Dataset items
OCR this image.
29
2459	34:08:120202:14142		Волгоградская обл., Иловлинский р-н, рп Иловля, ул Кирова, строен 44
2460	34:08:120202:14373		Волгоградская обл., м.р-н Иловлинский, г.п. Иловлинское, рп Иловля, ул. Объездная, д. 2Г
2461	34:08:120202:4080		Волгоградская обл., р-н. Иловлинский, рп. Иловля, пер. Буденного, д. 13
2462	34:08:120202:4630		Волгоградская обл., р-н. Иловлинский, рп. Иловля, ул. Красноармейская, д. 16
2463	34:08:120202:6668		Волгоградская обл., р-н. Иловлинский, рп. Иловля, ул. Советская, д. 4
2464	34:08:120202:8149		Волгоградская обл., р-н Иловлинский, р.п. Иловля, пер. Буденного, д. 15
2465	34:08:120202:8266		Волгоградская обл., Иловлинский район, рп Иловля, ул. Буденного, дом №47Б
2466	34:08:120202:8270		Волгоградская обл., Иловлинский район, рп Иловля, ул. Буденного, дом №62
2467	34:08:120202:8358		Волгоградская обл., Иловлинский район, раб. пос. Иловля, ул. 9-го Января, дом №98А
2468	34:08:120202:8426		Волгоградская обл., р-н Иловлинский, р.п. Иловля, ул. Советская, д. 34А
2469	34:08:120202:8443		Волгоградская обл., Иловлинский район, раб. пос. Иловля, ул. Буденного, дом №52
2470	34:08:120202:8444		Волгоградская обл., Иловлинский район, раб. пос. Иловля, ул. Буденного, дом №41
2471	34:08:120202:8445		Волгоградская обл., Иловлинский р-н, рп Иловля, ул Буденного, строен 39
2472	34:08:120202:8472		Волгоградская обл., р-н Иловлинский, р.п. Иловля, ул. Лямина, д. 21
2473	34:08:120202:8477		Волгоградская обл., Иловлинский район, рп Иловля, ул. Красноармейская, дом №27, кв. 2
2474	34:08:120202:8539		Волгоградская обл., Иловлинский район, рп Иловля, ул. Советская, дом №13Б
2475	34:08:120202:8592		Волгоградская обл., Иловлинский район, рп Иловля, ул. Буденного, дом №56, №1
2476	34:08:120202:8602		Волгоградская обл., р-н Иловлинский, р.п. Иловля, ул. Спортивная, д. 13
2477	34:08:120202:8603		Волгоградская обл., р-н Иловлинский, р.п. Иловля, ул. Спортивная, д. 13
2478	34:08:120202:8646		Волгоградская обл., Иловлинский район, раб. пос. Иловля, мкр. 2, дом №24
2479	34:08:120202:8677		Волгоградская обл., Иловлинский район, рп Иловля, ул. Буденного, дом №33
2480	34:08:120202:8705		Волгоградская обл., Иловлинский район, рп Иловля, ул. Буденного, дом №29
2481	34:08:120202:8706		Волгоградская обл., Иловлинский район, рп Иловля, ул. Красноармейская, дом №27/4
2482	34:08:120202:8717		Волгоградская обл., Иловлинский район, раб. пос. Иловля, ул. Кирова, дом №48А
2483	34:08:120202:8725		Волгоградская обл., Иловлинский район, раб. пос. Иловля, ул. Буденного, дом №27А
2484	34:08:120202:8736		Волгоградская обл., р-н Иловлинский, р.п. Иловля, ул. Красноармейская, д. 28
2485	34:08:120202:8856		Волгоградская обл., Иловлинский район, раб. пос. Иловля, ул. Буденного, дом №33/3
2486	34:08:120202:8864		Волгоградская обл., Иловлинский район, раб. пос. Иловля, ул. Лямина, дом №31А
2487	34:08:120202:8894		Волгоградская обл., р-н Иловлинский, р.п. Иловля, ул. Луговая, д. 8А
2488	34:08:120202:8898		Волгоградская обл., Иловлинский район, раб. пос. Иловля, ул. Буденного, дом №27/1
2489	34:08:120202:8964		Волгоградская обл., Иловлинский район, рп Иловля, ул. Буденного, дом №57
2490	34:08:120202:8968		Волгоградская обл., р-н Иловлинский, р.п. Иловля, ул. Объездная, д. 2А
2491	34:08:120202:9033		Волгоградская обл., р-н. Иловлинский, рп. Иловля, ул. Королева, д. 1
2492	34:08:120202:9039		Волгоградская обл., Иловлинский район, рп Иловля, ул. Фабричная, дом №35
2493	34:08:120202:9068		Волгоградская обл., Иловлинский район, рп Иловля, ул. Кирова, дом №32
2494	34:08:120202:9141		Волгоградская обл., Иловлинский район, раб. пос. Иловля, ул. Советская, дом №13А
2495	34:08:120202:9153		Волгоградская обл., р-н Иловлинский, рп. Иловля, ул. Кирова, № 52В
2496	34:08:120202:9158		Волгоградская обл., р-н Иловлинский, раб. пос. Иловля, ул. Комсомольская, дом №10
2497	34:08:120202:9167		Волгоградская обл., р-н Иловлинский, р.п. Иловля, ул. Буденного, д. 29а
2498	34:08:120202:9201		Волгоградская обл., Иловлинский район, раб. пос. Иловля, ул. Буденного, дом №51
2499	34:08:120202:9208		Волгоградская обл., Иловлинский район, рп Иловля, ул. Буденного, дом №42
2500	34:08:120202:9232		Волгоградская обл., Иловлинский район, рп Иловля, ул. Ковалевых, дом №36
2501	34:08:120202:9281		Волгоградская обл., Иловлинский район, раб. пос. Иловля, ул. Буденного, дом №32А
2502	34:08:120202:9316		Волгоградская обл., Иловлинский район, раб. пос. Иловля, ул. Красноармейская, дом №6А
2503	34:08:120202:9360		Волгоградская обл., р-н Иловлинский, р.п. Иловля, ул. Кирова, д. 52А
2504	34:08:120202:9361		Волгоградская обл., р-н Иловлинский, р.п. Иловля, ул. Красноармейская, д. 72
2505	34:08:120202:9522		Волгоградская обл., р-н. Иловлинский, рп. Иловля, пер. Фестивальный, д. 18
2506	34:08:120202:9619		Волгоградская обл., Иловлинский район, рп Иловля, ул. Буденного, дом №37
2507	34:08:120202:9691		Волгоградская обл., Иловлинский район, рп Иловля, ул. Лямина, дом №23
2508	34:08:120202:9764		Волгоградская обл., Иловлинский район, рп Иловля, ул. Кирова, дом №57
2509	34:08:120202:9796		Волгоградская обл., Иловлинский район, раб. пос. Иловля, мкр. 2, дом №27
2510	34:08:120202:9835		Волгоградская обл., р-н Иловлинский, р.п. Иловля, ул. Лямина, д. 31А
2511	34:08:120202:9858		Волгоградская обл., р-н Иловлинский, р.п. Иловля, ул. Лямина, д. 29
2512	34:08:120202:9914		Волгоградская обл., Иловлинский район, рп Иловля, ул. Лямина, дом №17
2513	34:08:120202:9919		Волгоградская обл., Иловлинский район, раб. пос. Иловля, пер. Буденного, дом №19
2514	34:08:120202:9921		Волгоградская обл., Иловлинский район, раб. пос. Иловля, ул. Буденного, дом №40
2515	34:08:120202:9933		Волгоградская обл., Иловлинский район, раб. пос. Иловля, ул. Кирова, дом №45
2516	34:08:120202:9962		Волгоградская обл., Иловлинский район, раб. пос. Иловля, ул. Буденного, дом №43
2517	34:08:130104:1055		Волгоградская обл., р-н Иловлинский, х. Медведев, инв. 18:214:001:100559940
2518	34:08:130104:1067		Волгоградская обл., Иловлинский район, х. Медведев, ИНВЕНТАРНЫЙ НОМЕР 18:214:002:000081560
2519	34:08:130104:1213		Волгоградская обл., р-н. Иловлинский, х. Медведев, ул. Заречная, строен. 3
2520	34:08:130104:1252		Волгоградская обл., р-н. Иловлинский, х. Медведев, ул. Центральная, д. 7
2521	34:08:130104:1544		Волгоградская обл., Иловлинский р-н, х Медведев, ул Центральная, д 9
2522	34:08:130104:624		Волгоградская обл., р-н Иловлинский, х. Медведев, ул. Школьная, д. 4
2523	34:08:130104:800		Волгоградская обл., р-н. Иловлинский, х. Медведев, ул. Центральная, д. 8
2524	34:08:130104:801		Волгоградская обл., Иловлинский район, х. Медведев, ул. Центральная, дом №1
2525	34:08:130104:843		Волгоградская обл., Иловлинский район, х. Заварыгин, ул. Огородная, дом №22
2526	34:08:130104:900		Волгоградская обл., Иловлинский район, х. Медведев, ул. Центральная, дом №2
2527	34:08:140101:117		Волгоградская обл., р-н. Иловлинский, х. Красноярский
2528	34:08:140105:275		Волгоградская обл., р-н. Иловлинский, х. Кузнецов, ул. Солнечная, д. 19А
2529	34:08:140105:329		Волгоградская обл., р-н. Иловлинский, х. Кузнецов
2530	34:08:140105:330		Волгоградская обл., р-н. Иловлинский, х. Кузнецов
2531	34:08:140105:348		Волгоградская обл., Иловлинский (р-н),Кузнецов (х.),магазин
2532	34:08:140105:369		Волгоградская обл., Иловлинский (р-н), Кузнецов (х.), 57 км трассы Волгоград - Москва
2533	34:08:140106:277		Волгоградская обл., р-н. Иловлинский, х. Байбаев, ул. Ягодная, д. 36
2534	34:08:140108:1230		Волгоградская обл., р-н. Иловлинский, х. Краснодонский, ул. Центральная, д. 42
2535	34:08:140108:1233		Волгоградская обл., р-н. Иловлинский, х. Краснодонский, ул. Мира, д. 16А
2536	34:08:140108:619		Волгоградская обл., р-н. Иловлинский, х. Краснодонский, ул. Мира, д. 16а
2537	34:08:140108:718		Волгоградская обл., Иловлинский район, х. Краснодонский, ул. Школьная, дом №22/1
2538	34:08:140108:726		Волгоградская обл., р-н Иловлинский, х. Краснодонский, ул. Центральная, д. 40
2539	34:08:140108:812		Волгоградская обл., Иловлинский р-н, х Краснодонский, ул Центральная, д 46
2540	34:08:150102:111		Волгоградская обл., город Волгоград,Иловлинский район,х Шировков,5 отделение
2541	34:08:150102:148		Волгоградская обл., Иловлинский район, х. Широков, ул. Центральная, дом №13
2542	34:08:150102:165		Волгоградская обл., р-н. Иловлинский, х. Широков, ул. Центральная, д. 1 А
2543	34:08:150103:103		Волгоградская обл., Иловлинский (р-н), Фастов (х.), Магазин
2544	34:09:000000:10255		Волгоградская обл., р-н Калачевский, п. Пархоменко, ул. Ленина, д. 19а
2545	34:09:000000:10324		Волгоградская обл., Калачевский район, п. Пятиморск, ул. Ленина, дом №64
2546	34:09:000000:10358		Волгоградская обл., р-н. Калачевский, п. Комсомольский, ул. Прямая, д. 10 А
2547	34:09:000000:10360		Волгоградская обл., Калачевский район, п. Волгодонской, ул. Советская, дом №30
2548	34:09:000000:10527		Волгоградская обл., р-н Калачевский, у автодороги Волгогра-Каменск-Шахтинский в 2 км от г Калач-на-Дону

• [Your instructions]
Copy out each line that contains the word "Спортивная".

• [Exercise output]
2476	34:08:120202:8602		Волгоградская обл., р-н Иловлинский, р.п. Иловля, ул. Спортивная, д. 13
2477	34:08:120202:8603		Волгоградская обл., р-н Иловлинский, р.п. Иловля, ул. Спортивная, д. 13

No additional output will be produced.